[start Input material]
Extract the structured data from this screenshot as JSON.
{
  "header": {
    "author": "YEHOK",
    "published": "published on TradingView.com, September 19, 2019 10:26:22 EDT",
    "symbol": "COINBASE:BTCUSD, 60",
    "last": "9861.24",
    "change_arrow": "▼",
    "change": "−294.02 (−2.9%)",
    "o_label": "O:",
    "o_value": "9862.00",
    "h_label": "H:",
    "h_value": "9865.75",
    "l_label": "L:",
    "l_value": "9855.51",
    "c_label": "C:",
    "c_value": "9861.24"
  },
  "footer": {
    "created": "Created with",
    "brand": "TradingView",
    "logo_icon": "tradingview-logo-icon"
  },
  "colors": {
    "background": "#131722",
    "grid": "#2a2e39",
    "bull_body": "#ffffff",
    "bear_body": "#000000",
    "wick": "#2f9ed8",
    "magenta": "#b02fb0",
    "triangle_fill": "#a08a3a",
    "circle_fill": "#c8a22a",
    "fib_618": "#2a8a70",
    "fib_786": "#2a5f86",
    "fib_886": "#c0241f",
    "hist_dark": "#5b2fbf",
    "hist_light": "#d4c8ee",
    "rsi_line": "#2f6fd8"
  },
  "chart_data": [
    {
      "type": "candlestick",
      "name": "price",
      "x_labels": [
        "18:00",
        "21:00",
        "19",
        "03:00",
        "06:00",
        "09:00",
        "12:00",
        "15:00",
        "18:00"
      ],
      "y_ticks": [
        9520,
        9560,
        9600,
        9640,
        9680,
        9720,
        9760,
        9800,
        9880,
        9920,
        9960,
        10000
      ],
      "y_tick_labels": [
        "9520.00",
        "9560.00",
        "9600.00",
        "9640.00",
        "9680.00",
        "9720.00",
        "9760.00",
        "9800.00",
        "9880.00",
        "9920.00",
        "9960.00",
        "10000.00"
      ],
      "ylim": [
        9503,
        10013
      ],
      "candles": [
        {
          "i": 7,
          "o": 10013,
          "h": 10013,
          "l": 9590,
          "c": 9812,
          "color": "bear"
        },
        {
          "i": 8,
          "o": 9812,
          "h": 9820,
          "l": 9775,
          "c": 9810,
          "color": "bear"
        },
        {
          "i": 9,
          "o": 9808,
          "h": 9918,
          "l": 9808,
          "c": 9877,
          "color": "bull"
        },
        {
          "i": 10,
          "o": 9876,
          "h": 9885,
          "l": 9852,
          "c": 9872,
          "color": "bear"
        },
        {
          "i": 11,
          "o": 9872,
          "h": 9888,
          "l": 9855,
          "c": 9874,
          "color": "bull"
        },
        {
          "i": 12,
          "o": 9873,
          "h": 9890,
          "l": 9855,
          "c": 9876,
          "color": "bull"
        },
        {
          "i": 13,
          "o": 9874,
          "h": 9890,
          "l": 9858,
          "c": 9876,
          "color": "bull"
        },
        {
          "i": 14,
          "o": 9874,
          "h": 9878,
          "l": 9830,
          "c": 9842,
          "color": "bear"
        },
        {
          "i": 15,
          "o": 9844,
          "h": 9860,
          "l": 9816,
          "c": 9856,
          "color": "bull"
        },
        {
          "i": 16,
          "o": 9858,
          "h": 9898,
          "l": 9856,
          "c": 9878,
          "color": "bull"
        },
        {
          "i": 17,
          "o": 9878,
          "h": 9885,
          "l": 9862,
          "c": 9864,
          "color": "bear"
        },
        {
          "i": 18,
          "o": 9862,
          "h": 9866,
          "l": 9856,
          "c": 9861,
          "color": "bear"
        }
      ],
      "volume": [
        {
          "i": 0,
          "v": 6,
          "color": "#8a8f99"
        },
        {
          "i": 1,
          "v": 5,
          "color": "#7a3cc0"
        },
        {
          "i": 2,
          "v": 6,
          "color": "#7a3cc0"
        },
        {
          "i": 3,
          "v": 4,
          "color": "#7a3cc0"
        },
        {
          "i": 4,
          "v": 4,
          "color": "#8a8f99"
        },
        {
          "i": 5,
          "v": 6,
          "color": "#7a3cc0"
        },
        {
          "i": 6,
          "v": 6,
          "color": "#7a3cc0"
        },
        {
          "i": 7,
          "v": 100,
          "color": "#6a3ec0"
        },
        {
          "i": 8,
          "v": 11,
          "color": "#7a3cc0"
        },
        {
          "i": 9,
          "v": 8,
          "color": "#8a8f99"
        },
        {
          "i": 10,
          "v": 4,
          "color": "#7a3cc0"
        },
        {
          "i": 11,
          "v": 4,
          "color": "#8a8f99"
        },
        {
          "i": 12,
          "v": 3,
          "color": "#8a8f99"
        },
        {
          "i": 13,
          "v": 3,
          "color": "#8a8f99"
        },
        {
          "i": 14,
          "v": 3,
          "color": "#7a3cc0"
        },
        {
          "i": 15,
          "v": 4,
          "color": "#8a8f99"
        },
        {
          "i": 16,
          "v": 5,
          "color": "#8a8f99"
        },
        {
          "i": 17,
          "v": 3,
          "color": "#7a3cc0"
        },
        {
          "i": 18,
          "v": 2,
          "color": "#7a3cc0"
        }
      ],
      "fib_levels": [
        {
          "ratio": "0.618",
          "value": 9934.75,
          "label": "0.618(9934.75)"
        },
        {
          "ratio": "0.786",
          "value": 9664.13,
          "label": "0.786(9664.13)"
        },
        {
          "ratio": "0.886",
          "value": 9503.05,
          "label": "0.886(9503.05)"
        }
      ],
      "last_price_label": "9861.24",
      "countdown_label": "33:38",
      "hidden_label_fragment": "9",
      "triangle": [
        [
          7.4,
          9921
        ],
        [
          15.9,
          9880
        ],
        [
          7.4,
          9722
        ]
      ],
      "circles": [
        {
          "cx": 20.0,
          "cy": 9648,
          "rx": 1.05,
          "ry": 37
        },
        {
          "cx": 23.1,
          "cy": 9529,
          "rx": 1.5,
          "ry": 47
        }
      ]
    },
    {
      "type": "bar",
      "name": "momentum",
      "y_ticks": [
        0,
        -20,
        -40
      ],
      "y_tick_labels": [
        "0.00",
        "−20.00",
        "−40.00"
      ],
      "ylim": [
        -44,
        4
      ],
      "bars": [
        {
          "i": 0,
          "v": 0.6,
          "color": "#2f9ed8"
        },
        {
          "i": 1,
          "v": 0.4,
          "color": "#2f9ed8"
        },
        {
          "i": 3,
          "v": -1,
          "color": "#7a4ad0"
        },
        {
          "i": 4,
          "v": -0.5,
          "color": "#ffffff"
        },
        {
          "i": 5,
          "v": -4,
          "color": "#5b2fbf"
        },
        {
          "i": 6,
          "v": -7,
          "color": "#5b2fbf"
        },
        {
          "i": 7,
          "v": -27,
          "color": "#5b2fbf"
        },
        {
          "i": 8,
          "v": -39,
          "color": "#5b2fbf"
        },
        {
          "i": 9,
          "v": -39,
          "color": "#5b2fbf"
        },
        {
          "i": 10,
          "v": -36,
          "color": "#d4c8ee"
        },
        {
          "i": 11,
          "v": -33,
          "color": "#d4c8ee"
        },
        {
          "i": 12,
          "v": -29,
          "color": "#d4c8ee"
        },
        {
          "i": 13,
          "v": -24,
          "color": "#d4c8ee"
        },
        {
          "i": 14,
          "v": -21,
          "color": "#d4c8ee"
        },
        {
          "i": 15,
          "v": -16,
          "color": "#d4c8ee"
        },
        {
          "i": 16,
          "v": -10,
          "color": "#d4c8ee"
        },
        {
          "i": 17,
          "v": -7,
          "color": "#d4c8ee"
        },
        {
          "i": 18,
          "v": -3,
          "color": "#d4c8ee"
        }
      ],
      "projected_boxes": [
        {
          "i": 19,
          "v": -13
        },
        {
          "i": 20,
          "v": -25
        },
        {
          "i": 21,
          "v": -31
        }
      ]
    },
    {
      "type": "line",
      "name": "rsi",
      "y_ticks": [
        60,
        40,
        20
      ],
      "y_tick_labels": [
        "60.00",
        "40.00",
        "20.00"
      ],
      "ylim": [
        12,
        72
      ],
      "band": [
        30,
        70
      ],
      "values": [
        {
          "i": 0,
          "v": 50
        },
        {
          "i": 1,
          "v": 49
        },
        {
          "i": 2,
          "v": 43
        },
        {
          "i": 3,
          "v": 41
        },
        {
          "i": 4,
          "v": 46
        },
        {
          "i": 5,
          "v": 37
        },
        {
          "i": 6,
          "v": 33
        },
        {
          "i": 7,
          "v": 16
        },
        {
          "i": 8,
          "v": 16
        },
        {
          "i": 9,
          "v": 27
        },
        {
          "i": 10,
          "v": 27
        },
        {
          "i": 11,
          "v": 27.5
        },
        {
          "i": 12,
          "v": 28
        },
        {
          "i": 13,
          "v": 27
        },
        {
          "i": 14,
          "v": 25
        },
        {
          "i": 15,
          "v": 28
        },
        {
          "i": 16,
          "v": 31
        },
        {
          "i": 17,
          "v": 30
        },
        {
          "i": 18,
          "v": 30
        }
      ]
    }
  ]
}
[end Input material]
[start Input material]
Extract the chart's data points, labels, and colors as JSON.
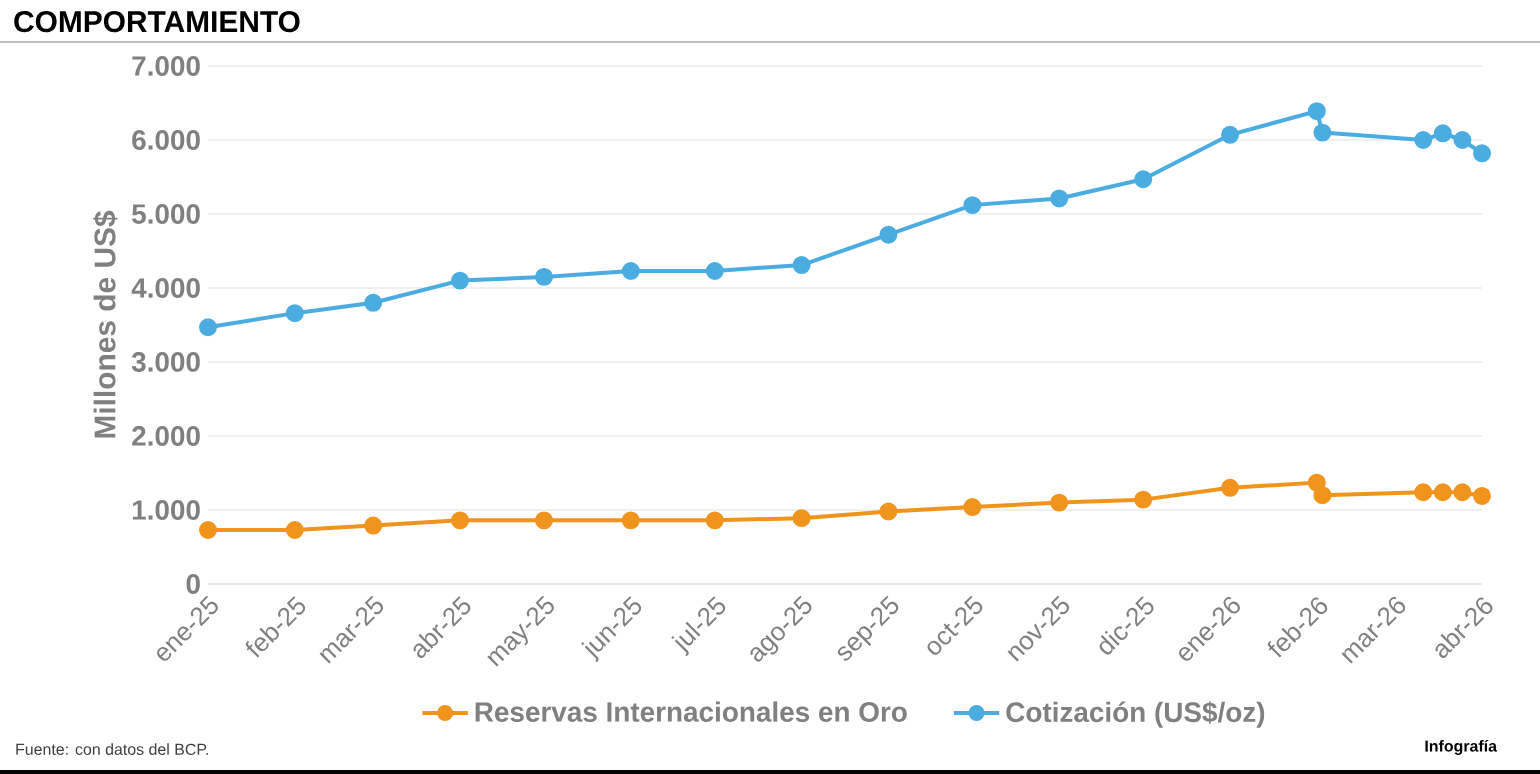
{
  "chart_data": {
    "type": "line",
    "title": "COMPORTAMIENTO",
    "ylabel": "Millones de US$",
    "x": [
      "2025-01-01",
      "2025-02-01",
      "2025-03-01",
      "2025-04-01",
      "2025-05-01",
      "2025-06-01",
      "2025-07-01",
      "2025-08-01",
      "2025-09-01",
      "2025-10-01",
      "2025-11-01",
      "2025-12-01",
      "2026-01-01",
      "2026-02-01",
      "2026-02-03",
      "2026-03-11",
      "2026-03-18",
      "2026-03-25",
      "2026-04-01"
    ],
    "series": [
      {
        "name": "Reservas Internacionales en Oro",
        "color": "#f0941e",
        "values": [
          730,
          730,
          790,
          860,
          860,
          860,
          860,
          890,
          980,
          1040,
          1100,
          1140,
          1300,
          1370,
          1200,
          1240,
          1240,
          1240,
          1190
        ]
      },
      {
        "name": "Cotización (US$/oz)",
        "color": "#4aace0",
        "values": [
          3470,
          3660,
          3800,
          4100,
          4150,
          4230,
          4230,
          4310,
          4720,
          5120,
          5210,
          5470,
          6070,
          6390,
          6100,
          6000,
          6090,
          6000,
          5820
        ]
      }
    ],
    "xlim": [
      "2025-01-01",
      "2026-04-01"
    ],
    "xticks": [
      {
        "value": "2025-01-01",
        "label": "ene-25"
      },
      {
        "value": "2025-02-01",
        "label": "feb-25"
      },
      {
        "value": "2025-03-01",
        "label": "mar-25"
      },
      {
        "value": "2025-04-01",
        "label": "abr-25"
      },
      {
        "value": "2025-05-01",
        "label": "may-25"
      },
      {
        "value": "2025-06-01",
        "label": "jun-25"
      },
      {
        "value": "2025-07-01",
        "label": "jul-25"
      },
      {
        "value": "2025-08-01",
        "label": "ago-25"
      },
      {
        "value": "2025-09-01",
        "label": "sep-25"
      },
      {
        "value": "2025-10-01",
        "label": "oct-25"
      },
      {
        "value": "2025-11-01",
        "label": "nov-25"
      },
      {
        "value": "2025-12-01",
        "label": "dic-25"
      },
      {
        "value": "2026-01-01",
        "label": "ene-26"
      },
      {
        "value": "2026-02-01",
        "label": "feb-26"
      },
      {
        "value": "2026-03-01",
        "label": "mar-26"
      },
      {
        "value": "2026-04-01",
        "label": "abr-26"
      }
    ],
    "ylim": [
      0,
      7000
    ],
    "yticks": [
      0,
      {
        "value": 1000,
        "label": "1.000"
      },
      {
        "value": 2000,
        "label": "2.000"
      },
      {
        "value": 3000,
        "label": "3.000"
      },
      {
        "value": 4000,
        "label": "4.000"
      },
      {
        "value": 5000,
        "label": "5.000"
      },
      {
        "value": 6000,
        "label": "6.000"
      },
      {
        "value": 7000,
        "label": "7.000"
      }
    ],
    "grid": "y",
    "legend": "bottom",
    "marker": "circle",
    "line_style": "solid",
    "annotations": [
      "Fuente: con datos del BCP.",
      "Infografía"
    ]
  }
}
[end Input material]
▸ What is asked: Copy each line above that contains the string "name".

▸ Complete answer:
      "name": "price",
      "name": "momentum",
      "name": "rsi",
        "name": "Reservas Internacionales en Oro",
        "name": "Cotización (US$/oz)",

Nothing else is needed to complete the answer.